* _Records for this exercise_
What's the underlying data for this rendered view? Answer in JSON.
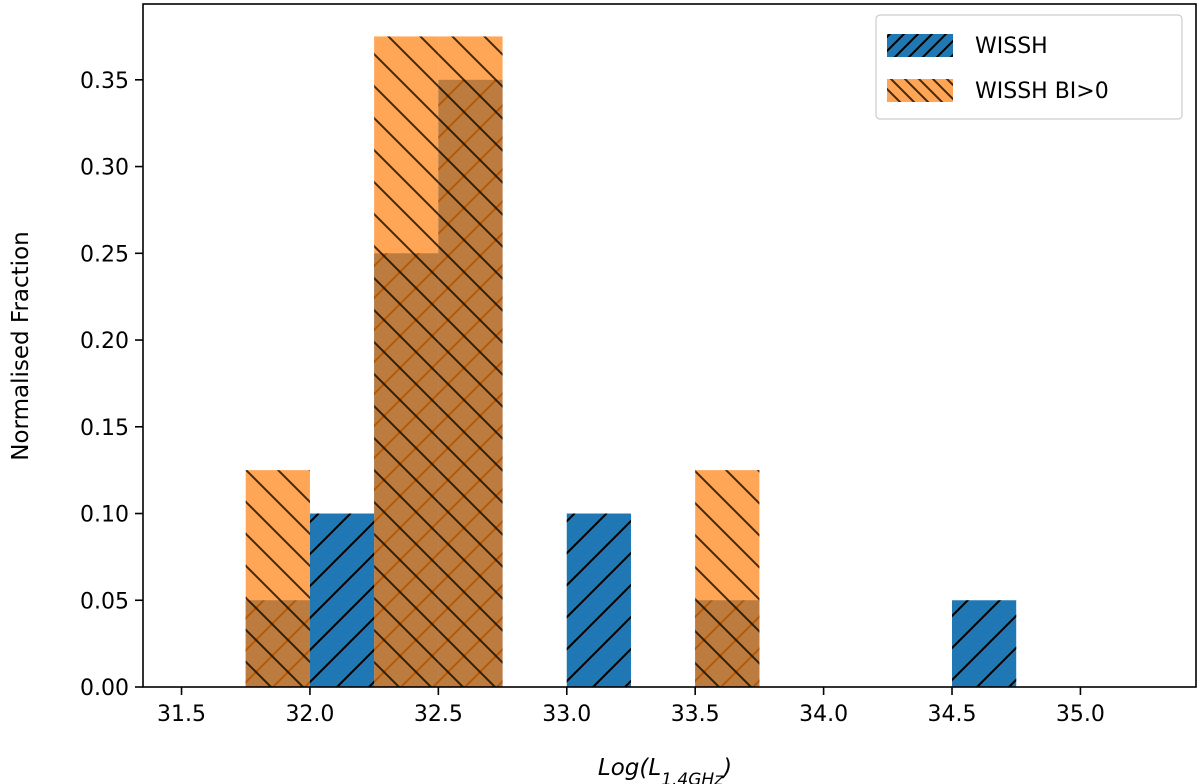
{
  "chart_data": {
    "type": "bar",
    "title": "",
    "xlabel": "Log(L",
    "xlabel_sub": "1.4GHz",
    "xlabel_close": ")",
    "ylabel": "Normalised Fraction",
    "xlim": [
      31.35,
      35.45
    ],
    "ylim": [
      0.0,
      0.3937
    ],
    "xticks": [
      31.5,
      32.0,
      32.5,
      33.0,
      33.5,
      34.0,
      34.5,
      35.0
    ],
    "xtick_labels": [
      "31.5",
      "32.0",
      "32.5",
      "33.0",
      "33.5",
      "34.0",
      "34.5",
      "35.0"
    ],
    "yticks": [
      0.0,
      0.05,
      0.1,
      0.15,
      0.2,
      0.25,
      0.3,
      0.35
    ],
    "ytick_labels": [
      "0.00",
      "0.05",
      "0.10",
      "0.15",
      "0.20",
      "0.25",
      "0.30",
      "0.35"
    ],
    "bin_width": 0.25,
    "grid": false,
    "legend_position": "top-right",
    "series": [
      {
        "name": "WISSH",
        "color": "#1f77b4",
        "hatch": "forward",
        "bins": [
          {
            "x0": 31.75,
            "value": 0.05
          },
          {
            "x0": 32.0,
            "value": 0.1
          },
          {
            "x0": 32.25,
            "value": 0.25
          },
          {
            "x0": 32.5,
            "value": 0.35
          },
          {
            "x0": 33.0,
            "value": 0.1
          },
          {
            "x0": 33.5,
            "value": 0.05
          },
          {
            "x0": 34.5,
            "value": 0.05
          }
        ]
      },
      {
        "name": "WISSH BI>0",
        "color": "#ff7f0e",
        "hatch": "backward",
        "bins": [
          {
            "x0": 31.75,
            "value": 0.125
          },
          {
            "x0": 32.25,
            "value": 0.375
          },
          {
            "x0": 32.5,
            "value": 0.375
          },
          {
            "x0": 33.5,
            "value": 0.125
          }
        ]
      }
    ]
  }
}
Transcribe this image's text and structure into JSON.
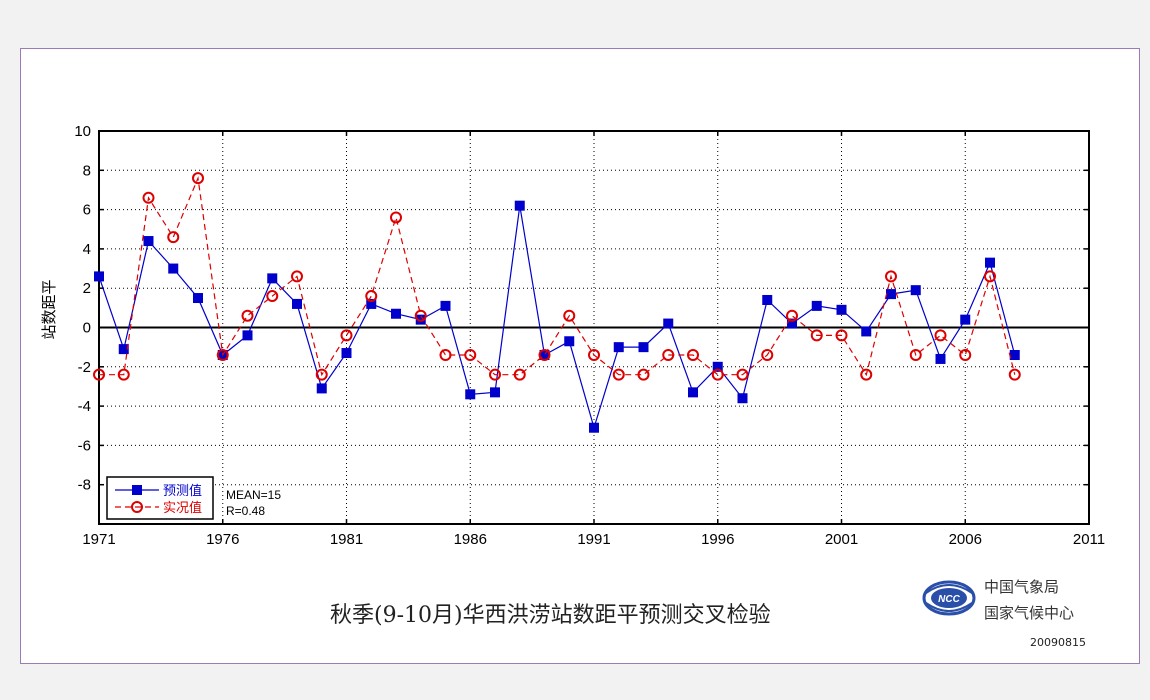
{
  "chart_data": {
    "type": "line",
    "title": "秋季(9-10月)华西洪涝站数距平预测交叉检验",
    "xlabel": "",
    "ylabel": "站数距平",
    "xlim": [
      1971,
      2011
    ],
    "ylim": [
      -10,
      10
    ],
    "xticks": [
      1971,
      1976,
      1981,
      1986,
      1991,
      1996,
      2001,
      2006,
      2011
    ],
    "yticks": [
      -8,
      -6,
      -4,
      -2,
      0,
      2,
      4,
      6,
      8,
      10
    ],
    "grid": true,
    "legend_position": "bottom-left",
    "years": [
      1971,
      1972,
      1973,
      1974,
      1975,
      1976,
      1977,
      1978,
      1979,
      1980,
      1981,
      1982,
      1983,
      1984,
      1985,
      1986,
      1987,
      1988,
      1989,
      1990,
      1991,
      1992,
      1993,
      1994,
      1995,
      1996,
      1997,
      1998,
      1999,
      2000,
      2001,
      2002,
      2003,
      2004,
      2005,
      2006,
      2007,
      2008
    ],
    "series": [
      {
        "name": "预测值",
        "color": "#0000cc",
        "line_style": "solid",
        "marker": "filled-square",
        "values": [
          2.6,
          -1.1,
          4.4,
          3.0,
          1.5,
          -1.4,
          -0.4,
          2.5,
          1.2,
          -3.1,
          -1.3,
          1.2,
          0.7,
          0.4,
          1.1,
          -3.4,
          -3.3,
          6.2,
          -1.4,
          -0.7,
          -5.1,
          -1.0,
          -1.0,
          0.2,
          -3.3,
          -2.0,
          -3.6,
          1.4,
          0.2,
          1.1,
          0.9,
          -0.2,
          1.7,
          1.9,
          -1.6,
          0.4,
          3.3,
          -1.4
        ]
      },
      {
        "name": "实况值",
        "color": "#dd0000",
        "line_style": "dashed",
        "marker": "open-circle",
        "values": [
          -2.4,
          -2.4,
          6.6,
          4.6,
          7.6,
          -1.4,
          0.6,
          1.6,
          2.6,
          -2.4,
          -0.4,
          1.6,
          5.6,
          0.6,
          -1.4,
          -1.4,
          -2.4,
          -2.4,
          -1.4,
          0.6,
          -1.4,
          -2.4,
          -2.4,
          -1.4,
          -1.4,
          -2.4,
          -2.4,
          -1.4,
          0.6,
          -0.4,
          -0.4,
          -2.4,
          2.6,
          -1.4,
          -0.4,
          -1.4,
          2.6,
          -2.4
        ]
      }
    ],
    "annotations": [
      "MEAN=15",
      "R=0.48"
    ]
  },
  "org": {
    "logo_text": "NCC",
    "name_line1": "中国气象局",
    "name_line2": "国家气候中心",
    "date": "20090815"
  }
}
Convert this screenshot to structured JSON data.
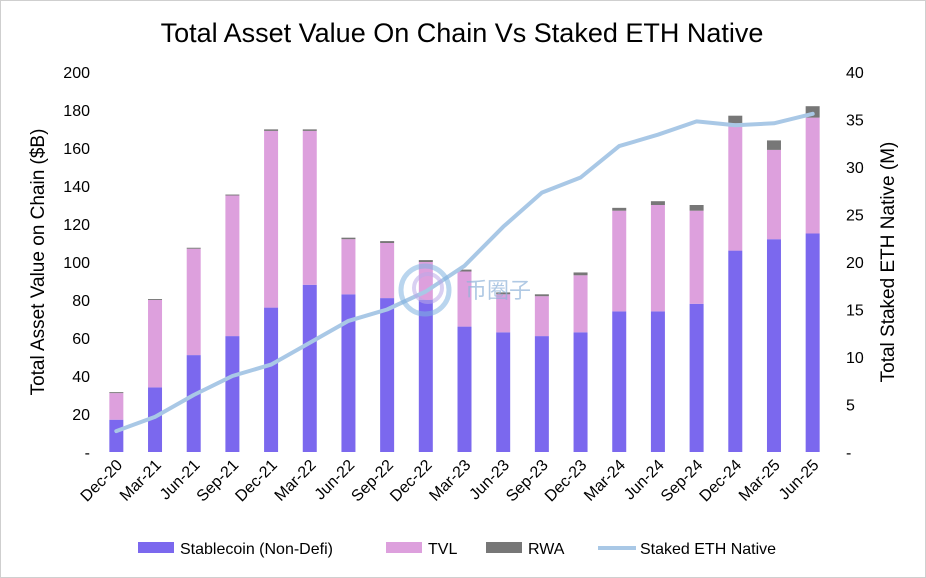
{
  "colors": {
    "stablecoin": "#7b68ee",
    "tvl": "#dda0dd",
    "rwa": "#777777",
    "staked_eth": "#a9c8e6"
  },
  "watermark_text": "币圈子",
  "chart_data": {
    "type": "bar",
    "title": "Total Asset Value On Chain Vs Staked ETH Native",
    "ylabel_left": "Total Asset Value on Chain ($B)",
    "ylabel_right": "Total Staked ETH Native (M)",
    "ylim_left": [
      0,
      200
    ],
    "ylim_right": [
      0,
      40
    ],
    "yticks_left": [
      "-",
      "20",
      "40",
      "60",
      "80",
      "100",
      "120",
      "140",
      "160",
      "180",
      "200"
    ],
    "yticks_right": [
      "-",
      "5",
      "10",
      "15",
      "20",
      "25",
      "30",
      "35",
      "40"
    ],
    "categories": [
      "Dec-20",
      "Mar-21",
      "Jun-21",
      "Sep-21",
      "Dec-21",
      "Mar-22",
      "Jun-22",
      "Sep-22",
      "Dec-22",
      "Mar-23",
      "Jun-23",
      "Sep-23",
      "Dec-23",
      "Mar-24",
      "Jun-24",
      "Sep-24",
      "Dec-24",
      "Mar-25",
      "Jun-25"
    ],
    "stacked": true,
    "legend_position": "bottom",
    "grid": false,
    "series": [
      {
        "name": "Stablecoin (Non-Defi)",
        "axis": "left",
        "kind": "bar",
        "values": [
          17,
          34,
          51,
          61,
          76,
          88,
          83,
          81,
          80,
          66,
          63,
          61,
          63,
          74,
          74,
          78,
          106,
          112,
          115
        ]
      },
      {
        "name": "TVL",
        "axis": "left",
        "kind": "bar",
        "values": [
          14,
          46,
          56,
          74,
          93,
          81,
          29,
          29,
          20,
          29,
          20,
          21,
          30,
          53,
          56,
          49,
          67,
          47,
          61
        ]
      },
      {
        "name": "RWA",
        "axis": "left",
        "kind": "bar",
        "values": [
          0.5,
          0.5,
          0.5,
          0.5,
          0.8,
          0.8,
          0.8,
          1,
          1,
          1,
          1,
          1,
          1.5,
          1.5,
          2,
          3,
          4,
          5,
          6
        ]
      },
      {
        "name": "Staked ETH Native",
        "axis": "right",
        "kind": "line",
        "values": [
          2.2,
          3.7,
          6.0,
          8.0,
          9.2,
          11.5,
          13.8,
          15.0,
          16.9,
          19.6,
          23.7,
          27.3,
          28.9,
          32.2,
          33.4,
          34.8,
          34.4,
          34.6,
          35.6
        ]
      }
    ]
  }
}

* _Your objective_
Repeat each entry exactly. Pictures do not belong in the copy.

* _Finished exercise_
What's the underlying data for this rendered view? Answer in JSON.
{
  "chart_data": {
    "type": "bar",
    "title": "",
    "xlabel": "Log(L",
    "xlabel_sub": "1.4GHz",
    "xlabel_close": ")",
    "ylabel": "Normalised Fraction",
    "xlim": [
      31.35,
      35.45
    ],
    "ylim": [
      0.0,
      0.3937
    ],
    "xticks": [
      31.5,
      32.0,
      32.5,
      33.0,
      33.5,
      34.0,
      34.5,
      35.0
    ],
    "xtick_labels": [
      "31.5",
      "32.0",
      "32.5",
      "33.0",
      "33.5",
      "34.0",
      "34.5",
      "35.0"
    ],
    "yticks": [
      0.0,
      0.05,
      0.1,
      0.15,
      0.2,
      0.25,
      0.3,
      0.35
    ],
    "ytick_labels": [
      "0.00",
      "0.05",
      "0.10",
      "0.15",
      "0.20",
      "0.25",
      "0.30",
      "0.35"
    ],
    "bin_width": 0.25,
    "grid": false,
    "legend_position": "top-right",
    "series": [
      {
        "name": "WISSH",
        "color": "#1f77b4",
        "hatch": "forward",
        "bins": [
          {
            "x0": 31.75,
            "value": 0.05
          },
          {
            "x0": 32.0,
            "value": 0.1
          },
          {
            "x0": 32.25,
            "value": 0.25
          },
          {
            "x0": 32.5,
            "value": 0.35
          },
          {
            "x0": 33.0,
            "value": 0.1
          },
          {
            "x0": 33.5,
            "value": 0.05
          },
          {
            "x0": 34.5,
            "value": 0.05
          }
        ]
      },
      {
        "name": "WISSH BI>0",
        "color": "#ff7f0e",
        "hatch": "backward",
        "bins": [
          {
            "x0": 31.75,
            "value": 0.125
          },
          {
            "x0": 32.25,
            "value": 0.375
          },
          {
            "x0": 32.5,
            "value": 0.375
          },
          {
            "x0": 33.5,
            "value": 0.125
          }
        ]
      }
    ]
  }
}
Transcribe this image's text and structure into JSON.
{
  "chart_data": {
    "type": "line",
    "title": "秋季(9-10月)华西洪涝站数距平预测交叉检验",
    "xlabel": "",
    "ylabel": "站数距平",
    "xlim": [
      1971,
      2011
    ],
    "ylim": [
      -10,
      10
    ],
    "xticks": [
      1971,
      1976,
      1981,
      1986,
      1991,
      1996,
      2001,
      2006,
      2011
    ],
    "yticks": [
      -8,
      -6,
      -4,
      -2,
      0,
      2,
      4,
      6,
      8,
      10
    ],
    "grid": true,
    "legend_position": "bottom-left",
    "years": [
      1971,
      1972,
      1973,
      1974,
      1975,
      1976,
      1977,
      1978,
      1979,
      1980,
      1981,
      1982,
      1983,
      1984,
      1985,
      1986,
      1987,
      1988,
      1989,
      1990,
      1991,
      1992,
      1993,
      1994,
      1995,
      1996,
      1997,
      1998,
      1999,
      2000,
      2001,
      2002,
      2003,
      2004,
      2005,
      2006,
      2007,
      2008
    ],
    "series": [
      {
        "name": "预测值",
        "color": "#0000cc",
        "line_style": "solid",
        "marker": "filled-square",
        "values": [
          2.6,
          -1.1,
          4.4,
          3.0,
          1.5,
          -1.4,
          -0.4,
          2.5,
          1.2,
          -3.1,
          -1.3,
          1.2,
          0.7,
          0.4,
          1.1,
          -3.4,
          -3.3,
          6.2,
          -1.4,
          -0.7,
          -5.1,
          -1.0,
          -1.0,
          0.2,
          -3.3,
          -2.0,
          -3.6,
          1.4,
          0.2,
          1.1,
          0.9,
          -0.2,
          1.7,
          1.9,
          -1.6,
          0.4,
          3.3,
          -1.4
        ]
      },
      {
        "name": "实况值",
        "color": "#dd0000",
        "line_style": "dashed",
        "marker": "open-circle",
        "values": [
          -2.4,
          -2.4,
          6.6,
          4.6,
          7.6,
          -1.4,
          0.6,
          1.6,
          2.6,
          -2.4,
          -0.4,
          1.6,
          5.6,
          0.6,
          -1.4,
          -1.4,
          -2.4,
          -2.4,
          -1.4,
          0.6,
          -1.4,
          -2.4,
          -2.4,
          -1.4,
          -1.4,
          -2.4,
          -2.4,
          -1.4,
          0.6,
          -0.4,
          -0.4,
          -2.4,
          2.6,
          -1.4,
          -0.4,
          -1.4,
          2.6,
          -2.4
        ]
      }
    ],
    "annotations": [
      "MEAN=15",
      "R=0.48"
    ]
  },
  "org": {
    "logo_text": "NCC",
    "name_line1": "中国气象局",
    "name_line2": "国家气候中心",
    "date": "20090815"
  }
}
Convert this screenshot to structured JSON data.
{
  "colors": {
    "stablecoin": "#7b68ee",
    "tvl": "#dda0dd",
    "rwa": "#777777",
    "staked_eth": "#a9c8e6"
  },
  "watermark_text": "币圈子",
  "chart_data": {
    "type": "bar",
    "title": "Total Asset Value On Chain Vs Staked ETH Native",
    "ylabel_left": "Total Asset Value on Chain ($B)",
    "ylabel_right": "Total Staked ETH Native (M)",
    "ylim_left": [
      0,
      200
    ],
    "ylim_right": [
      0,
      40
    ],
    "yticks_left": [
      "-",
      "20",
      "40",
      "60",
      "80",
      "100",
      "120",
      "140",
      "160",
      "180",
      "200"
    ],
    "yticks_right": [
      "-",
      "5",
      "10",
      "15",
      "20",
      "25",
      "30",
      "35",
      "40"
    ],
    "categories": [
      "Dec-20",
      "Mar-21",
      "Jun-21",
      "Sep-21",
      "Dec-21",
      "Mar-22",
      "Jun-22",
      "Sep-22",
      "Dec-22",
      "Mar-23",
      "Jun-23",
      "Sep-23",
      "Dec-23",
      "Mar-24",
      "Jun-24",
      "Sep-24",
      "Dec-24",
      "Mar-25",
      "Jun-25"
    ],
    "stacked": true,
    "legend_position": "bottom",
    "grid": false,
    "series": [
      {
        "name": "Stablecoin (Non-Defi)",
        "axis": "left",
        "kind": "bar",
        "values": [
          17,
          34,
          51,
          61,
          76,
          88,
          83,
          81,
          80,
          66,
          63,
          61,
          63,
          74,
          74,
          78,
          106,
          112,
          115
        ]
      },
      {
        "name": "TVL",
        "axis": "left",
        "kind": "bar",
        "values": [
          14,
          46,
          56,
          74,
          93,
          81,
          29,
          29,
          20,
          29,
          20,
          21,
          30,
          53,
          56,
          49,
          67,
          47,
          61
        ]
      },
      {
        "name": "RWA",
        "axis": "left",
        "kind": "bar",
        "values": [
          0.5,
          0.5,
          0.5,
          0.5,
          0.8,
          0.8,
          0.8,
          1,
          1,
          1,
          1,
          1,
          1.5,
          1.5,
          2,
          3,
          4,
          5,
          6
        ]
      },
      {
        "name": "Staked ETH Native",
        "axis": "right",
        "kind": "line",
        "values": [
          2.2,
          3.7,
          6.0,
          8.0,
          9.2,
          11.5,
          13.8,
          15.0,
          16.9,
          19.6,
          23.7,
          27.3,
          28.9,
          32.2,
          33.4,
          34.8,
          34.4,
          34.6,
          35.6
        ]
      }
    ]
  }
}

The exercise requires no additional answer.